Select every line holding the word "title" and copy it.

— Start of Exercise material —

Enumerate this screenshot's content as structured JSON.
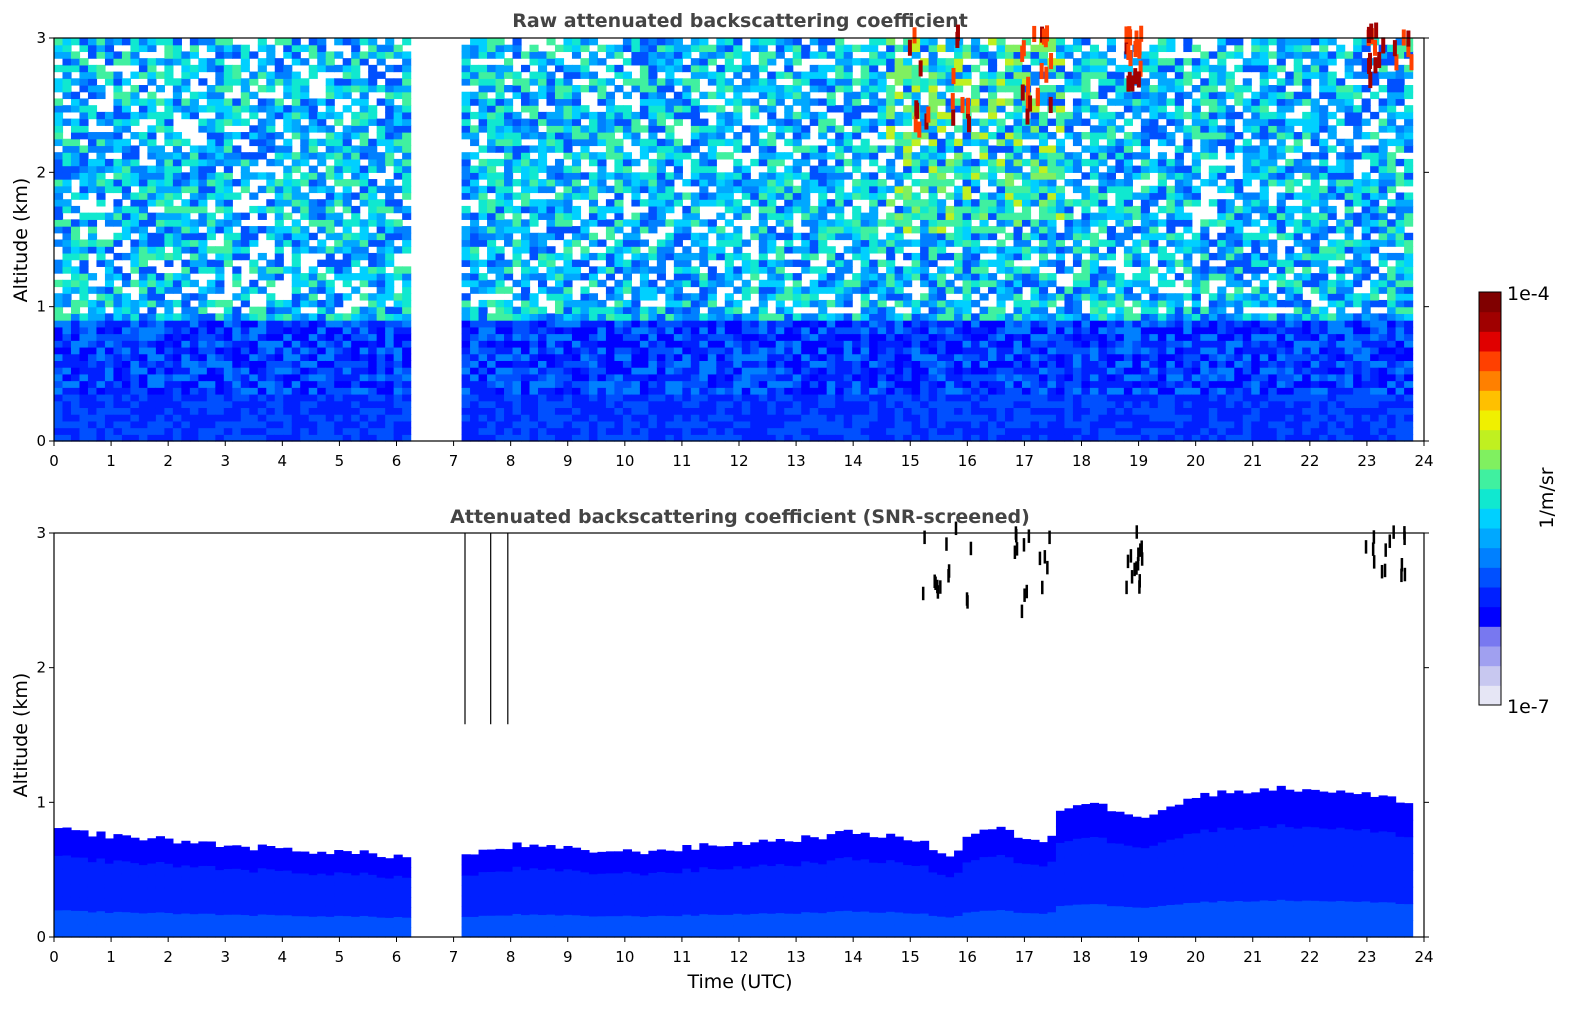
{
  "chart_data": [
    {
      "type": "heatmap",
      "title": "Raw attenuated backscattering coefficient",
      "xlabel": "",
      "ylabel": "Altitude (km)",
      "xlim": [
        0,
        24
      ],
      "ylim": [
        0,
        3
      ],
      "xticks": [
        "0",
        "1",
        "2",
        "3",
        "4",
        "5",
        "6",
        "7",
        "8",
        "9",
        "10",
        "11",
        "12",
        "13",
        "14",
        "15",
        "16",
        "17",
        "18",
        "19",
        "20",
        "21",
        "22",
        "23",
        "24"
      ],
      "yticks": [
        "0",
        "1",
        "2",
        "3"
      ],
      "data_gaps_utc": [
        [
          6.3,
          7.05
        ]
      ],
      "data_end_utc": 23.8,
      "cloud_features": [
        {
          "x_range": [
            14.95,
            16.05
          ],
          "alt_range_km": [
            2.25,
            3.0
          ]
        },
        {
          "x_range": [
            16.8,
            17.45
          ],
          "alt_range_km": [
            2.35,
            3.0
          ]
        },
        {
          "x_range": [
            18.75,
            19.05
          ],
          "alt_range_km": [
            2.5,
            3.0
          ]
        },
        {
          "x_range": [
            22.9,
            23.75
          ],
          "alt_range_km": [
            2.6,
            3.0
          ]
        }
      ]
    },
    {
      "type": "heatmap",
      "title": "Attenuated backscattering coefficient (SNR-screened)",
      "xlabel": "Time (UTC)",
      "ylabel": "Altitude (km)",
      "xlim": [
        0,
        24
      ],
      "ylim": [
        0,
        3
      ],
      "xticks": [
        "0",
        "1",
        "2",
        "3",
        "4",
        "5",
        "6",
        "7",
        "8",
        "9",
        "10",
        "11",
        "12",
        "13",
        "14",
        "15",
        "16",
        "17",
        "18",
        "19",
        "20",
        "21",
        "22",
        "23",
        "24"
      ],
      "yticks": [
        "0",
        "1",
        "2",
        "3"
      ],
      "boundary_layer_top_km": [
        [
          0,
          0.8
        ],
        [
          1,
          0.75
        ],
        [
          2,
          0.72
        ],
        [
          3,
          0.68
        ],
        [
          4,
          0.65
        ],
        [
          5,
          0.63
        ],
        [
          6,
          0.6
        ],
        [
          6.3,
          0.58
        ],
        [
          7.05,
          0.6
        ],
        [
          8,
          0.68
        ],
        [
          9,
          0.65
        ],
        [
          10,
          0.63
        ],
        [
          11,
          0.66
        ],
        [
          12,
          0.7
        ],
        [
          13,
          0.73
        ],
        [
          14,
          0.78
        ],
        [
          15,
          0.72
        ],
        [
          15.7,
          0.6
        ],
        [
          16,
          0.78
        ],
        [
          16.5,
          0.82
        ],
        [
          17,
          0.7
        ],
        [
          17.4,
          0.72
        ],
        [
          17.5,
          0.95
        ],
        [
          18,
          1.0
        ],
        [
          19,
          0.9
        ],
        [
          20,
          1.05
        ],
        [
          21,
          1.1
        ],
        [
          22,
          1.1
        ],
        [
          23,
          1.05
        ],
        [
          23.8,
          1.0
        ]
      ]
    }
  ],
  "colorbar": {
    "label": "1/m/sr",
    "max_label": "1e-4",
    "min_label": "1e-7",
    "colors": [
      "#e6e6f5",
      "#c8c8f0",
      "#a0a0f0",
      "#7878f0",
      "#0000ff",
      "#0020ff",
      "#0050ff",
      "#0080ff",
      "#00a8ff",
      "#00d0ff",
      "#10e8d0",
      "#40f0a0",
      "#80f060",
      "#c0f020",
      "#f0f000",
      "#ffc000",
      "#ff8000",
      "#ff4000",
      "#e00000",
      "#a00000",
      "#800000"
    ]
  }
}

— End of Exercise material —

= Exercise output =
      "title": "Raw attenuated backscattering coefficient",
      "title": "Attenuated backscattering coefficient (SNR-screened)",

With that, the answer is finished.